**Exercise input**
========================================

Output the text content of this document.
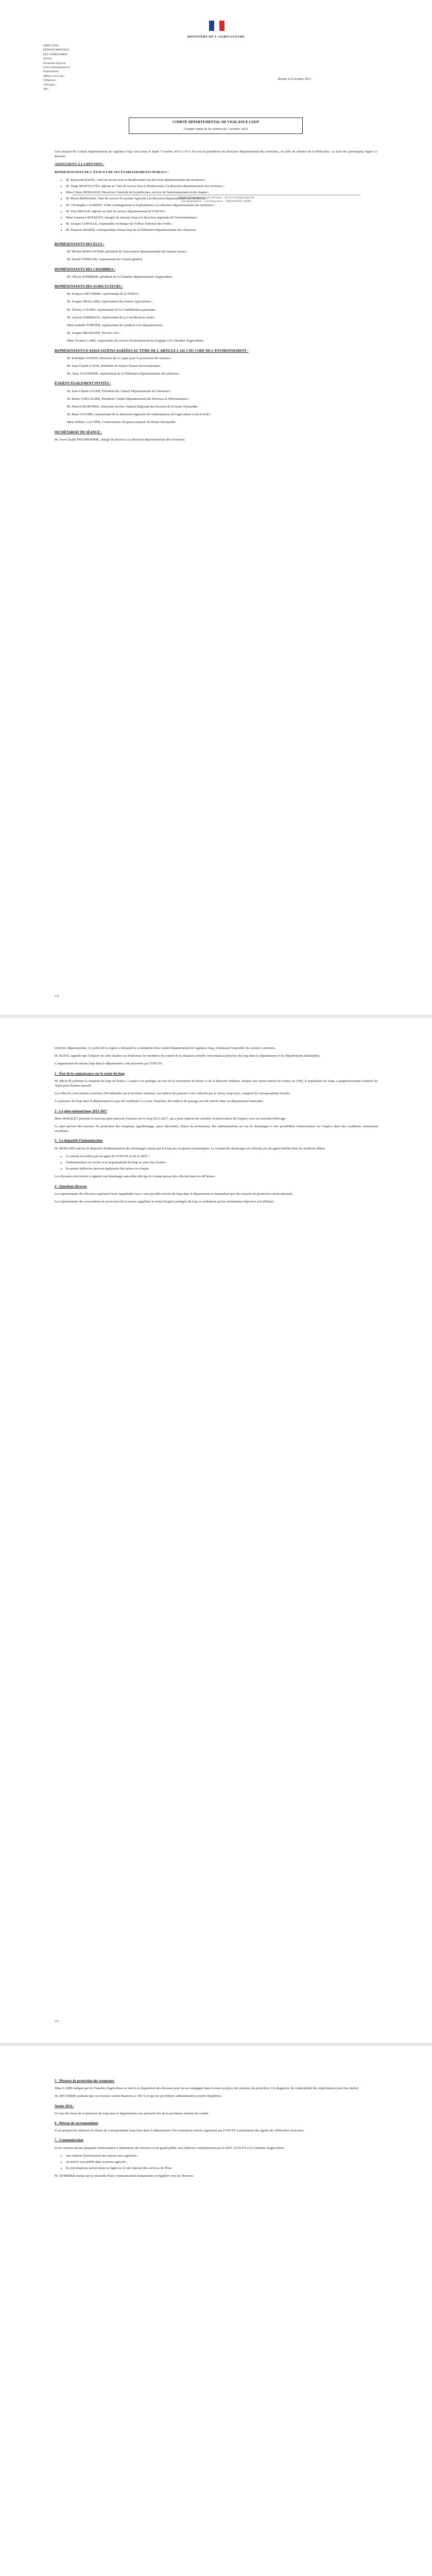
MINISTÈRE DE L'AGRICULTURE
DIRECTION
DÉPARTEMENTALE
DES TERRITOIRES
Service
Economie Agricole
Unité Aménagement et
Exploitations
Affaire suivie par :
Téléphone :
Télécopie :
Mél :
Rouen, le 8 octobre 2013
COMITÉ DÉPARTEMENTAL DE VIGILANCE LOUP
Compte-rendu de la réunion du 7 octobre 2013

Une réunion du Comité départemental de vigilance loup s'est tenue le lundi 7 octobre 2013 à 14 h 30 sous la présidence du directeur départemental des territoires, en salle de réunion de la Préfecture. La liste des participants figure ci-dessous.

ASSISTAIENT À LA RÉUNION :

REPRÉSENTANTS DE L'ÉTAT ET DE SES ÉTABLISSEMENTS PUBLICS :

• M. Raymond BAIOL, Chef du service Eau et Biodiversité à la direction départementale des territoires ;
• M. Serge MONTAUTIN, adjoint au Chef du service Eau et Biodiversité à la direction départementale des territoires ;
• Mme Claire DEMANGE, Directrice Générale de la préfecture, service de l'environnement et des risques ;
• M. Pierre BERNARD, Chef du service Economie Agricole à la direction départementale des territoires ;
• M. Christophe LAURENT, Unité Aménagement et Exploitations à la direction départementale des territoires ;
• M. Yves BRALIE, adjoint au chef du service départemental de l'ONCFS ;
• Mme Laurence BOSQUET, chargée de mission loup à la direction régionale de l'environnement ;
• M. Jacques LOPOLLE, responsable technique de l'Office National des Forêts ;
• M. François MARSE, correspondant réseau loup de la Fédération départementale des chasseurs.
Direction Départementale des Territoires – Service Economie Agricole
Cité administrative – 2 rue Saint-Sever – 76032 ROUEN CEDEX
REPRÉSENTANTS DES ÉLUS :

M. Michel BERNANTIER, président de l'association départementale des maires ruraux ;

M. Daniel FERRAND, représentant du Conseil général.

REPRÉSENTANTS DES CHAMBRES :

M. Olivier SOMMIER, président de la Chambre départementale d'agriculture.

REPRÉSENTANTS DES AGRICULTEURS :

M. François DECORME, représentant de la FDSEA ;

M. Jacques MOLLARD, représentant des Jeunes Agriculteurs ;

M. Thierry CAUSSE, représentant de la Confédération paysanne ;

M. Laurent EMMERAU, représentant de la Coordination rurale ;

Mme Isabelle PORTIER, représentant du syndicat ovin départemental ;

M. Jacques BRANLIER, éleveur ovin ;

Mme Yvonne LAMÉ, responsable du service Environnement-Ecologique à la Chambre d'agriculture.

REPRÉSENTANTS D'ASSOCIATIONS AGRÉÉES AU TITRE DE L'ARTICLE L 141-1 DU CODE DE L'ENVIRONNEMENT :

M. Rodolphe GOSSIN, Directeur de la Ligue pour la protection des oiseaux ;

M. Jean-Claude LOUIS, Président de France Nature Environnement ;

M. Alain NANTERRE, représentant de la Fédération départementale des pêcheurs.

ÉTAIENT ÉGALEMENT INVITÉS :

M. Jean-Claude LEGER, Président du Conseil Départemental de Chasseurs ;

M. Bruno CHEVALIER, Président Comité Départemental des Eleveurs et Sélectionneurs ;

M. Patrick MARTINEZ, Directeur du Parc Naturel Régional des Boucles de la Seine Normande ;

M. René VAUDRE, représentant de la Direction régionale de l'alimentation, de l'agriculture et de la forêt ;

Mme Hélène GAUTIER, Conservatoire d'espaces naturels de Haute-Normandie.

SECRÉTARIAT DE SÉANCE :

M. Jean-Claude PRUDHOMME, chargé de mission à la direction départementale des territoires.

1/5

territoire départemental. Le préfet de la région a demandé la constitution d'un comité départemental de vigilance loup, réunissant l'ensemble des acteurs concernés.

M. BAIOL rappelle que l'objectif de cette réunion est d'informer les membres du comité de la situation actuelle concernant la présence du loup dans le département et les départements limitrophes.

L'organisation du réseau loup dans le département a été présentée par l'ONCFS.

1 - État de la connaissance sur le statut du loup

M. BRALIE présente la situation du loup en France. L'espèce est protégée au titre de la convention de Berne et de la directive Habitats. Depuis son retour naturel en France en 1992, la population de loups a progressivement colonisé les Alpes puis d'autres massifs.

Les effectifs sont estimés à environ 250 individus sur le territoire national. Les indices de présence sont collectés par le réseau loup-lynx, composé de correspondants formés.

La présence du loup dans le département n'a pas été confirmée à ce jour. Toutefois, des indices de passage ont été relevés dans un département limitrophe.

2 - Le plan national loup 2013-2017

Mme BOSQUET présente le nouveau plan national d'actions sur le loup 2013-2017, qui a pour objectif de concilier la préservation de l'espèce avec les activités d'élevage.

Le plan prévoit des mesures de protection des troupeaux (gardiennage, parcs électrifiés, chiens de protection), des indemnisations en cas de dommages et des possibilités d'intervention sur l'espèce dans des conditions strictement encadrées.

3 - Le dispositif d'indemnisation

M. BERNARD précise le dispositif d'indemnisation des dommages causés par le loup aux troupeaux domestiques. Le constat des dommages est effectué par un agent habilité dans les meilleurs délais.

• le constat est réalisé par un agent de l'ONCFS ou de la DDT ;
• l'indemnisation est versée si la responsabilité du loup ne peut être écartée ;
• les pertes indirectes peuvent également être prises en compte.

Les éleveurs sont invités à signaler tout dommage sans délai afin que le constat puisse être effectué dans les 48 heures.

4 - Questions diverses

Les représentants des éleveurs expriment leurs inquiétudes face à une possible arrivée du loup dans le département et demandent que des moyens de protection soient anticipés.

Les représentants des associations de protection de la nature rappellent le statut d'espèce protégée du loup et souhaitent qu'une information objective soit diffusée.

2/5
5 - Mesures de protection des troupeaux

Mme LAMÉ indique que la Chambre d'agriculture se tient à la disposition des éleveurs pour les accompagner dans la mise en place des mesures de protection. Un diagnostic de vulnérabilité des exploitations peut être réalisé.

M. DECORME souhaite que ces mesures soient financées à 100 % et que les procédures administratives soient simplifiées.

Année 2014 :

Un état des lieux de la présence du loup dans le département sera présenté lors de la prochaine réunion du comité.

6 - Réseau de correspondants

Il est proposé de renforcer le réseau de correspondants loup-lynx dans le département. Des formations seront organisées par l'ONCFS à destination des agents des différentes structures.

7 - Communication

Il est convenu qu'une plaquette d'information à destination des éleveurs et du grand public sera élaborée conjointement par la DDT, l'ONCFS et la Chambre d'agriculture.

• une réunion d'information des maires sera organisée ;
• un article sera publié dans la presse agricole ;
• les informations seront mises en ligne sur le site internet des services de l'État.

M. SOMMIER insiste sur la nécessité d'une communication transparente et régulière vers les éleveurs.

========================================

**Task**
Within the entries above, report how many lines include "constat", and keep the answer to the number.

**Result of the task**
3